___ EXTRACTED DATA
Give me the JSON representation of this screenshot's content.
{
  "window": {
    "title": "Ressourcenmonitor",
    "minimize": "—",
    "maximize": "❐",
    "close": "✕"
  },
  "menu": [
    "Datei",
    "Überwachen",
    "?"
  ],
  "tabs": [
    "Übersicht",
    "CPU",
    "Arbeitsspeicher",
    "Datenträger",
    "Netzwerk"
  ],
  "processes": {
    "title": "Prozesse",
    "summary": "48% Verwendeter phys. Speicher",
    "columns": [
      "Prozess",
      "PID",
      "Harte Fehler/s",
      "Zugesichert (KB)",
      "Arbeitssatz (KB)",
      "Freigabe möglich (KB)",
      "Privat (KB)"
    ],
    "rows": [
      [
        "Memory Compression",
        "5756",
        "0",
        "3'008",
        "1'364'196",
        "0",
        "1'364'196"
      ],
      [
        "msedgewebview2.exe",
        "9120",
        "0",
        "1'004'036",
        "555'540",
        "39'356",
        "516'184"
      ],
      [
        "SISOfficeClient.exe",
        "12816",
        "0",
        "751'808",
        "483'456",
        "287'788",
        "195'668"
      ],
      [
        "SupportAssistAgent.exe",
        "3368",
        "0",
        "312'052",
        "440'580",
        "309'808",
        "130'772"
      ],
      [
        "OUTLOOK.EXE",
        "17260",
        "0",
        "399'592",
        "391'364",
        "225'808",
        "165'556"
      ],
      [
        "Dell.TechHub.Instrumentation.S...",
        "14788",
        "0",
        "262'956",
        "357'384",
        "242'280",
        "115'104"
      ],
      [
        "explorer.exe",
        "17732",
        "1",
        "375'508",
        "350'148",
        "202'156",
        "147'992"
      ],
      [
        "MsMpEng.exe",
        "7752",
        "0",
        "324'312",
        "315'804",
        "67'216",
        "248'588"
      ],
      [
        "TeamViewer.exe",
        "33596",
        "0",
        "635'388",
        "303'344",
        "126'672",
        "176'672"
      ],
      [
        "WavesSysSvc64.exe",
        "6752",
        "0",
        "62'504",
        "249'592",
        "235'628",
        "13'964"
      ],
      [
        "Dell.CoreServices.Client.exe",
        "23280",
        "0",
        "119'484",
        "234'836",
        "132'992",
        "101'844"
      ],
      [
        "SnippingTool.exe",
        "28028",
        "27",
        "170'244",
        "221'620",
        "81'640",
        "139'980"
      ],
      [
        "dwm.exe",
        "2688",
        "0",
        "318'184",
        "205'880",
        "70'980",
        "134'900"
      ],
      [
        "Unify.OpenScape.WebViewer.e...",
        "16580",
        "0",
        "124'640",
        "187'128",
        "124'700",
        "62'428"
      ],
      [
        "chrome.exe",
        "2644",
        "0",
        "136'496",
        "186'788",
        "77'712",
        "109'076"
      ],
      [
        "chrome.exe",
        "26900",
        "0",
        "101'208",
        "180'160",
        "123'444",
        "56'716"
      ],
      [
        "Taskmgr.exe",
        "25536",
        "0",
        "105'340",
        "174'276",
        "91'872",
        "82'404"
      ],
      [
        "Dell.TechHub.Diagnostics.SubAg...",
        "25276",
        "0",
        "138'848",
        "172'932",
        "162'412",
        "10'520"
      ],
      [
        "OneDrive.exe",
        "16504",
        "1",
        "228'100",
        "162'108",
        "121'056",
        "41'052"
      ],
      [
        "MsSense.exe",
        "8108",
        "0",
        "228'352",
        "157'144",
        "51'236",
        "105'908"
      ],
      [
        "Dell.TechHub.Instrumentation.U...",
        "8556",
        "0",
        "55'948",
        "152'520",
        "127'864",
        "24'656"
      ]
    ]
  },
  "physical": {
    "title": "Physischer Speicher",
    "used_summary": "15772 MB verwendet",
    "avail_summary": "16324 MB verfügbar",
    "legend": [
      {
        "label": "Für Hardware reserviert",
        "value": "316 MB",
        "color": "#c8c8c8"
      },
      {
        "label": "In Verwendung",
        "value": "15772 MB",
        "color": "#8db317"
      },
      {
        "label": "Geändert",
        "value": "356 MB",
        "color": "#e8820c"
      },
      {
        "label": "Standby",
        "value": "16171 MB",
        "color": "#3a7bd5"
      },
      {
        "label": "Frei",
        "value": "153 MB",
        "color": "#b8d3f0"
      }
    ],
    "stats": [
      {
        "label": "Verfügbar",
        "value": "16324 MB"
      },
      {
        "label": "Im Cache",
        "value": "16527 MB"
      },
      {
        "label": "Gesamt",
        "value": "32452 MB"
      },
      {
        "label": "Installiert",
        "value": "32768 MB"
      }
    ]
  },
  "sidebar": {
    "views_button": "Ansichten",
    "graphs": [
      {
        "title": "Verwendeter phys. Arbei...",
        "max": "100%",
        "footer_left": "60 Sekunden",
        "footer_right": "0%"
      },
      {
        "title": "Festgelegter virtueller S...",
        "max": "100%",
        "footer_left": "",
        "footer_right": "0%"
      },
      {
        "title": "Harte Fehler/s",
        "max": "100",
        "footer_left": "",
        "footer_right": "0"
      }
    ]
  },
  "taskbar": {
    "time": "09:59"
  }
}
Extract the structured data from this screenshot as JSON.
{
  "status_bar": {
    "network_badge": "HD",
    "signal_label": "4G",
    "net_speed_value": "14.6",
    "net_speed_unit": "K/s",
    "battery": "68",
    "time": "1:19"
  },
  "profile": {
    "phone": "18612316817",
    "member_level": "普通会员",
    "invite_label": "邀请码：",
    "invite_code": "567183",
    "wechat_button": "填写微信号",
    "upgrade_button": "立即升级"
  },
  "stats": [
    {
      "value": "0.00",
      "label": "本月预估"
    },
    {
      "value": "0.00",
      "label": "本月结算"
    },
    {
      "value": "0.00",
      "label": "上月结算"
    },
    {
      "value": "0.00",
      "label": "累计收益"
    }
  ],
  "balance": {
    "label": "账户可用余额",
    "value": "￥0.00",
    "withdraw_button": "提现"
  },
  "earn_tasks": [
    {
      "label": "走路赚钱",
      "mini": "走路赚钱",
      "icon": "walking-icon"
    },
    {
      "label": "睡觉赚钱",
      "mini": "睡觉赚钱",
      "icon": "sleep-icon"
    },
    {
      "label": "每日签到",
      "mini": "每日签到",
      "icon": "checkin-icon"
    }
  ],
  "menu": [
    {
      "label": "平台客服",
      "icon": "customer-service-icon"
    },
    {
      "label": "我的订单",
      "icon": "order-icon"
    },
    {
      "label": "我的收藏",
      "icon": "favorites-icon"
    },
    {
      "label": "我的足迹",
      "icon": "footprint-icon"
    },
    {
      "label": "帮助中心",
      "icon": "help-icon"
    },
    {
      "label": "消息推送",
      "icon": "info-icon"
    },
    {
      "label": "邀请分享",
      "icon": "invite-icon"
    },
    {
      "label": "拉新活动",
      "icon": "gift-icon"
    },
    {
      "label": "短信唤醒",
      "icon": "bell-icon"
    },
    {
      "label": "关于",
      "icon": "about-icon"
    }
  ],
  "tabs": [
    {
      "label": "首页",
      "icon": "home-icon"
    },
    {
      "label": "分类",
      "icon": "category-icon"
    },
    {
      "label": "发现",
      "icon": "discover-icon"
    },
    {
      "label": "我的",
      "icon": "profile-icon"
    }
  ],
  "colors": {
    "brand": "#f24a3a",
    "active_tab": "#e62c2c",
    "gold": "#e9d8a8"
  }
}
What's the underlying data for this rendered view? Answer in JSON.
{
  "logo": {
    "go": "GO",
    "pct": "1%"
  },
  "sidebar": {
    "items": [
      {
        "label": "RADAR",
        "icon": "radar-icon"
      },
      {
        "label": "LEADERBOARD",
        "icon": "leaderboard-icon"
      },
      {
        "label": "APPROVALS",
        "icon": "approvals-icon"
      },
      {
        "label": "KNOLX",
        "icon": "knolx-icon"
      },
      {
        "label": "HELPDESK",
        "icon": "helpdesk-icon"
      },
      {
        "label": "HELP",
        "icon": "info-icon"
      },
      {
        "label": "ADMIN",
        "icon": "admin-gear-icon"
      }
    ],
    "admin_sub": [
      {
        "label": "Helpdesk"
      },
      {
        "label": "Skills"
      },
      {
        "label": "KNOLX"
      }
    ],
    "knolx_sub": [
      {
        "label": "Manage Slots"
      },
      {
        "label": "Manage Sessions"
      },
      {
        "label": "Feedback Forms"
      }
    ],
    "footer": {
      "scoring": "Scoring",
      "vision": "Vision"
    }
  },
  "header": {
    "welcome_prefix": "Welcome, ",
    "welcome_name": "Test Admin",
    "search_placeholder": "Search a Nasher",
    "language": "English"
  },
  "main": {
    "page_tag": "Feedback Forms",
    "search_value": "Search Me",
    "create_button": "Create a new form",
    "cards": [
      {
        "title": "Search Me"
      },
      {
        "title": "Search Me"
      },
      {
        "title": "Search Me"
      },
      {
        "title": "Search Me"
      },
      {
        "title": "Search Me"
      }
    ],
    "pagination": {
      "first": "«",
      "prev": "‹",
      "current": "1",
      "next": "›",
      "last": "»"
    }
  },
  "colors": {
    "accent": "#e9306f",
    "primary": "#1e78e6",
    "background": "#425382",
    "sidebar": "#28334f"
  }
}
______
◆ EXERCISE REQUIREMENTS: Go through the records. Copy each line where "JSON" appears.

◆ TASK ANSWER:
Give me the JSON representation of this screenshot's content.
Extract the structured data from this screenshot as JSON.
What's the underlying data for this rendered view? Answer in JSON.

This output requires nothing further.